■ 입력
»»

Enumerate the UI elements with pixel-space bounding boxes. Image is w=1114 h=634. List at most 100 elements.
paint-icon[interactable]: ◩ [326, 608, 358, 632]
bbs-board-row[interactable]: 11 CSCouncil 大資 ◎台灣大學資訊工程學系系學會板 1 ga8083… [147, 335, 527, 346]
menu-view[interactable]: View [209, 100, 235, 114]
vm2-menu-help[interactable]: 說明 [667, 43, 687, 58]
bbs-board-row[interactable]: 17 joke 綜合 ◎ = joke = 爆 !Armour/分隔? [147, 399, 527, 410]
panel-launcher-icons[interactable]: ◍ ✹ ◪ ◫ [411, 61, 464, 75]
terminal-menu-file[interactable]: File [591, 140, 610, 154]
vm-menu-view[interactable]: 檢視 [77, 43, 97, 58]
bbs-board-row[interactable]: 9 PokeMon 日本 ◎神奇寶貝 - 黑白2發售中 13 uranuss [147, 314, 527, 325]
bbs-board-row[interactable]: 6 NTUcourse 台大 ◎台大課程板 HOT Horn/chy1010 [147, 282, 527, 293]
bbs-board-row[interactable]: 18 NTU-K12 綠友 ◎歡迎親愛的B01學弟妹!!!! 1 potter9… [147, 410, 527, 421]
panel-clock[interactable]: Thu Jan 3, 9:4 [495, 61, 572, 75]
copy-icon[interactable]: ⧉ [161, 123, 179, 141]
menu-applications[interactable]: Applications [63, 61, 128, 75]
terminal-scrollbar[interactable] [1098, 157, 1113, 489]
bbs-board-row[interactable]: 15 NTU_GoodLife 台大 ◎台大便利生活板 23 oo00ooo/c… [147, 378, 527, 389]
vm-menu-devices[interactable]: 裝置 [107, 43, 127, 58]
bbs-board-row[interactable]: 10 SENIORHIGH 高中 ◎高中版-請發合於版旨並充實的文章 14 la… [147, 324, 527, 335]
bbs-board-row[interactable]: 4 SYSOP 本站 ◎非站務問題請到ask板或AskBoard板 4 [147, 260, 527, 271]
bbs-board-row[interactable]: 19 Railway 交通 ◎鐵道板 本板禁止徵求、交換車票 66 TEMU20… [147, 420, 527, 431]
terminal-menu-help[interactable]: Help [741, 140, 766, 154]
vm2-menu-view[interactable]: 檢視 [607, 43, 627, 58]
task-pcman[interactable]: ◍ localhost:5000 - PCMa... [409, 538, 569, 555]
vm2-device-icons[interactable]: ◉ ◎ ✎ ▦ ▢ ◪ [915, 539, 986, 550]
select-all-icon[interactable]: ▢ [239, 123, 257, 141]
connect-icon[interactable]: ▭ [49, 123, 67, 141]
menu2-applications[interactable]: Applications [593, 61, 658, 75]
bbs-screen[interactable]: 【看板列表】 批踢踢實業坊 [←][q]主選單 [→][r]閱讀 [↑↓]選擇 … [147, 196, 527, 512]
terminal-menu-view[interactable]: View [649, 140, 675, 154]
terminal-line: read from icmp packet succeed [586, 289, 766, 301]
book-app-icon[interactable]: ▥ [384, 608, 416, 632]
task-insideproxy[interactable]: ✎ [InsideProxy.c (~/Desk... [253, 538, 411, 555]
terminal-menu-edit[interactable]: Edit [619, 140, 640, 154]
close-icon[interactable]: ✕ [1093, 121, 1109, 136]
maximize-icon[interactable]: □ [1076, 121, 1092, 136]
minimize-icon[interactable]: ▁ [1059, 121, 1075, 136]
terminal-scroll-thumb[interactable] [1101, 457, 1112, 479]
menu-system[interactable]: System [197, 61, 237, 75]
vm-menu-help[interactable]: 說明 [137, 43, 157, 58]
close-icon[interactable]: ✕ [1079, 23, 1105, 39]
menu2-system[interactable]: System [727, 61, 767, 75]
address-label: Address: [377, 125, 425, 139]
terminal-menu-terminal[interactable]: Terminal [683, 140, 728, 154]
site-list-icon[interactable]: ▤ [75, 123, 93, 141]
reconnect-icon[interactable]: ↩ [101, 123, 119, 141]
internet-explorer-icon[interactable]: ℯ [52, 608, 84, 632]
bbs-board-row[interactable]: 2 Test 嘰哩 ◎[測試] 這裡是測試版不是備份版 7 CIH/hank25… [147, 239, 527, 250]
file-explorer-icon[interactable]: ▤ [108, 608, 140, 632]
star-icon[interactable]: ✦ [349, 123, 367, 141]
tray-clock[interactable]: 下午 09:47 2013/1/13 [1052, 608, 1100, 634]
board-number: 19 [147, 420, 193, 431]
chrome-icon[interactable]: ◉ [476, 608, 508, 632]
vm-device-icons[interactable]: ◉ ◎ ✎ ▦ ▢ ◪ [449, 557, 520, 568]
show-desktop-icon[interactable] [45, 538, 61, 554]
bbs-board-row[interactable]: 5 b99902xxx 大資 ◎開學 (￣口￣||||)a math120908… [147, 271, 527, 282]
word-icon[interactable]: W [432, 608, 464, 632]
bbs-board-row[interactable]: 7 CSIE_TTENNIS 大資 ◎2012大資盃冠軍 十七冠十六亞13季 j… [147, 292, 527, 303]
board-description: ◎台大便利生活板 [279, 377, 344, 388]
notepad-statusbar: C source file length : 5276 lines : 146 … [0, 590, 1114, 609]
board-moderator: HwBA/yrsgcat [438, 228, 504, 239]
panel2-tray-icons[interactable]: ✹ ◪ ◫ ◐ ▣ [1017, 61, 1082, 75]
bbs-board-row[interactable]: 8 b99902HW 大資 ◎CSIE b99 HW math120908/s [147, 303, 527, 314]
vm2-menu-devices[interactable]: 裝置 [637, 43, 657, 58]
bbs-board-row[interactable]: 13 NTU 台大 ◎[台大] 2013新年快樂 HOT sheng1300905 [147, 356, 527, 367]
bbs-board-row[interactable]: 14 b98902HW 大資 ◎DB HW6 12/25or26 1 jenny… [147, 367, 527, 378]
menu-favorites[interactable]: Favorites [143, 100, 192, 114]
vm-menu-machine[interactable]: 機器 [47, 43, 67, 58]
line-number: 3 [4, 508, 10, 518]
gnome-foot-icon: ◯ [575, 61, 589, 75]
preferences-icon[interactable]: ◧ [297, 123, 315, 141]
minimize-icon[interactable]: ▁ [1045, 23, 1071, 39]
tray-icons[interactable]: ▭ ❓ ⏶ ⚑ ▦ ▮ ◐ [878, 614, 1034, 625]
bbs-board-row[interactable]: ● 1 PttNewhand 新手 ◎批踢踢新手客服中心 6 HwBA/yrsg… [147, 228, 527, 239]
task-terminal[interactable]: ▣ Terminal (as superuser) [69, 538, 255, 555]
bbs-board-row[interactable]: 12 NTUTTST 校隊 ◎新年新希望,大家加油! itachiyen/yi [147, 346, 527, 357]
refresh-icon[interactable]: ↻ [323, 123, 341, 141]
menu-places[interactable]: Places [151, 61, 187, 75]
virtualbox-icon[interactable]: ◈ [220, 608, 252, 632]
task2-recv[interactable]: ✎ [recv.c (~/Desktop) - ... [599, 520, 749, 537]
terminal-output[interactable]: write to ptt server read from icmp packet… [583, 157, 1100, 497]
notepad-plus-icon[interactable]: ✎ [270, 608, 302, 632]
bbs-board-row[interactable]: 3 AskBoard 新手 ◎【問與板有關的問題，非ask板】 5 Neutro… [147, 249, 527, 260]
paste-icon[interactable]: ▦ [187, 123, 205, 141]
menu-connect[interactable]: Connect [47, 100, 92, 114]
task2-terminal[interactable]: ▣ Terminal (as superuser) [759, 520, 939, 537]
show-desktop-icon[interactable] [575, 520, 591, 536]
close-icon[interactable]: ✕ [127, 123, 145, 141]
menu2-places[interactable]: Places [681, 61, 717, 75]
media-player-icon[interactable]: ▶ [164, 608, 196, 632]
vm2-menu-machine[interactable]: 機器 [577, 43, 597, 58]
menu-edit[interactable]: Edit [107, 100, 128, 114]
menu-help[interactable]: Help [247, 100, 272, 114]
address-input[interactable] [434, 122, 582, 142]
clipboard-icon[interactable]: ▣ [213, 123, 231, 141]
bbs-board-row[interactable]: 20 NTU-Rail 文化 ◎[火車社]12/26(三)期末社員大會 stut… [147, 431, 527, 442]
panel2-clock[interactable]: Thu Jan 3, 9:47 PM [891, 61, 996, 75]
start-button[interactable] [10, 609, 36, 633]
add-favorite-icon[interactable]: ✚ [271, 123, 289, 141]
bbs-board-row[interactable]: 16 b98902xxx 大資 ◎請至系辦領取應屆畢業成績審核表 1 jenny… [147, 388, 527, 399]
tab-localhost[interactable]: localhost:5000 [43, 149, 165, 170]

««

■ 할 일
기록의 맨 처음 줄부터 시작해 "bbs-board-row[interactable]: 18 NTU-K12"가 들어 있는 줄까지 이어지는 줄들을 원래 모습 그대로 다시 출력하세요. 처음 줄과 그 마지막 줄도 포함합니다.

■ 답변
Enumerate the UI elements with pixel-space bounding boxes. Image is w=1114 h=634. List at most 100 elements.
paint-icon[interactable]: ◩ [326, 608, 358, 632]
bbs-board-row[interactable]: 11 CSCouncil 大資 ◎台灣大學資訊工程學系系學會板 1 ga8083… [147, 335, 527, 346]
menu-view[interactable]: View [209, 100, 235, 114]
vm2-menu-help[interactable]: 說明 [667, 43, 687, 58]
bbs-board-row[interactable]: 17 joke 綜合 ◎ = joke = 爆 !Armour/分隔? [147, 399, 527, 410]
panel-launcher-icons[interactable]: ◍ ✹ ◪ ◫ [411, 61, 464, 75]
terminal-menu-file[interactable]: File [591, 140, 610, 154]
vm-menu-view[interactable]: 檢視 [77, 43, 97, 58]
bbs-board-row[interactable]: 9 PokeMon 日本 ◎神奇寶貝 - 黑白2發售中 13 uranuss [147, 314, 527, 325]
bbs-board-row[interactable]: 6 NTUcourse 台大 ◎台大課程板 HOT Horn/chy1010 [147, 282, 527, 293]
bbs-board-row[interactable]: 18 NTU-K12 綠友 ◎歡迎親愛的B01學弟妹!!!! 1 potter9… [147, 410, 527, 421]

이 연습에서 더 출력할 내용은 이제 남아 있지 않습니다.